### INSTRUCTIONS TO FOLLOW
Return every entry exactly as written.

### DATA FOR THE TASK
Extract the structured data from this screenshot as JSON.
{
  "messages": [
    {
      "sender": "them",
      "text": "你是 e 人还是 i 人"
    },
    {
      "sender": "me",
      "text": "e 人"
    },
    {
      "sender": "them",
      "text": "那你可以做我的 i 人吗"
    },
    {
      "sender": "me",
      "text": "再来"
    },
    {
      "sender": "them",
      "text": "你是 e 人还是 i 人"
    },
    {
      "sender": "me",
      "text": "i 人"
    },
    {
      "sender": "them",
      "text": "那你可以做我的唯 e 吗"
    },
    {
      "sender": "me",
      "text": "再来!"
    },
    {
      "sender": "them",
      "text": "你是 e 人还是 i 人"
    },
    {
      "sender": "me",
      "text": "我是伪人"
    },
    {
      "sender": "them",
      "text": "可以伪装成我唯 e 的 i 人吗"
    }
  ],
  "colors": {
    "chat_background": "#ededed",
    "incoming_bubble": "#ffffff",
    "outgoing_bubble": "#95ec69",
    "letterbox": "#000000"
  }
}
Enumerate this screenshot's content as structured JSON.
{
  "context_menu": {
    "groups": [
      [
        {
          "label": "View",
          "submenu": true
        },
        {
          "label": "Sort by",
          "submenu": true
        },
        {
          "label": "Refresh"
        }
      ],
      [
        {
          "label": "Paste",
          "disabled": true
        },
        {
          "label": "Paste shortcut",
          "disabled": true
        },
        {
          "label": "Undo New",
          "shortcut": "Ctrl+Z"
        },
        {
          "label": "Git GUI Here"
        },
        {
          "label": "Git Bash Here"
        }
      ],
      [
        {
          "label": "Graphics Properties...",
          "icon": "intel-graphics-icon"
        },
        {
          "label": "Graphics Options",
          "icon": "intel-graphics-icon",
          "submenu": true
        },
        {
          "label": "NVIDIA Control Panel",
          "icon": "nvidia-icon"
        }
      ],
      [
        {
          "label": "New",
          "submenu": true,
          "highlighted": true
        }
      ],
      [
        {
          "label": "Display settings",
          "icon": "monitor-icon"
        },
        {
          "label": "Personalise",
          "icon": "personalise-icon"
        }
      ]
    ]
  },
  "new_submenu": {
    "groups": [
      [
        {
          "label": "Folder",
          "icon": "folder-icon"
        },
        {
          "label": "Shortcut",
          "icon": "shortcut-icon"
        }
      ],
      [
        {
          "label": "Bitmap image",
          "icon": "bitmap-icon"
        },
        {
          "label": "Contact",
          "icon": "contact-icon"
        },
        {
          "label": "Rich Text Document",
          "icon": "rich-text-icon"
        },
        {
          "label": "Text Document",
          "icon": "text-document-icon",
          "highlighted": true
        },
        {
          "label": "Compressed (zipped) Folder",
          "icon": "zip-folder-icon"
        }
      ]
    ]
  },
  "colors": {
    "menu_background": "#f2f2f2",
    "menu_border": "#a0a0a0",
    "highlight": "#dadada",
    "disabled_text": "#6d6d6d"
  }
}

### WRITTEN SOLUTION
Extract the structured data from this screenshot as JSON.
{
  "messages": [
    {
      "sender": "them",
      "text": "你是 e 人还是 i 人"
    },
    {
      "sender": "me",
      "text": "e 人"
    },
    {
      "sender": "them",
      "text": "那你可以做我的 i 人吗"
    },
    {
      "sender": "me",
      "text": "再来"
    },
    {
      "sender": "them",
      "text": "你是 e 人还是 i 人"
    },
    {
      "sender": "me",
      "text": "i 人"
    },
    {
      "sender": "them",
      "text": "那你可以做我的唯 e 吗"
    },
    {
      "sender": "me",
      "text": "再来!"
    },
    {
      "sender": "them",
      "text": "你是 e 人还是 i 人"
    },
    {
      "sender": "me",
      "text": "我是伪人"
    },
    {
      "sender": "them",
      "text": "可以伪装成我唯 e 的 i 人吗"
    }
  ],
  "colors": {
    "chat_background": "#ededed",
    "incoming_bubble": "#ffffff",
    "outgoing_bubble": "#95ec69",
    "letterbox": "#000000"
  }
}
Enumerate this screenshot's content as structured JSON.
{
  "context_menu": {
    "groups": [
      [
        {
          "label": "View",
          "submenu": true
        },
        {
          "label": "Sort by",
          "submenu": true
        },
        {
          "label": "Refresh"
        }
      ],
      [
        {
          "label": "Paste",
          "disabled": true
        },
        {
          "label": "Paste shortcut",
          "disabled": true
        },
        {
          "label": "Undo New",
          "shortcut": "Ctrl+Z"
        },
        {
          "label": "Git GUI Here"
        },
        {
          "label": "Git Bash Here"
        }
      ],
      [
        {
          "label": "Graphics Properties...",
          "icon": "intel-graphics-icon"
        },
        {
          "label": "Graphics Options",
          "icon": "intel-graphics-icon",
          "submenu": true
        },
        {
          "label": "NVIDIA Control Panel",
          "icon": "nvidia-icon"
        }
      ],
      [
        {
          "label": "New",
          "submenu": true,
          "highlighted": true
        }
      ],
      [
        {
          "label": "Display settings",
          "icon": "monitor-icon"
        },
        {
          "label": "Personalise",
          "icon": "personalise-icon"
        }
      ]
    ]
  },
  "new_submenu": {
    "groups": [
      [
        {
          "label": "Folder",
          "icon": "folder-icon"
        },
        {
          "label": "Shortcut",
          "icon": "shortcut-icon"
        }
      ],
      [
        {
          "label": "Bitmap image",
          "icon": "bitmap-icon"
        },
        {
          "label": "Contact",
          "icon": "contact-icon"
        },
        {
          "label": "Rich Text Document",
          "icon": "rich-text-icon"
        },
        {
          "label": "Text Document",
          "icon": "text-document-icon",
          "highlighted": true
        },
        {
          "label": "Compressed (zipped) Folder",
          "icon": "zip-folder-icon"
        }
      ]
    ]
  },
  "colors": {
    "menu_background": "#f2f2f2",
    "menu_border": "#a0a0a0",
    "highlight": "#dadada",
    "disabled_text": "#6d6d6d"
  }
}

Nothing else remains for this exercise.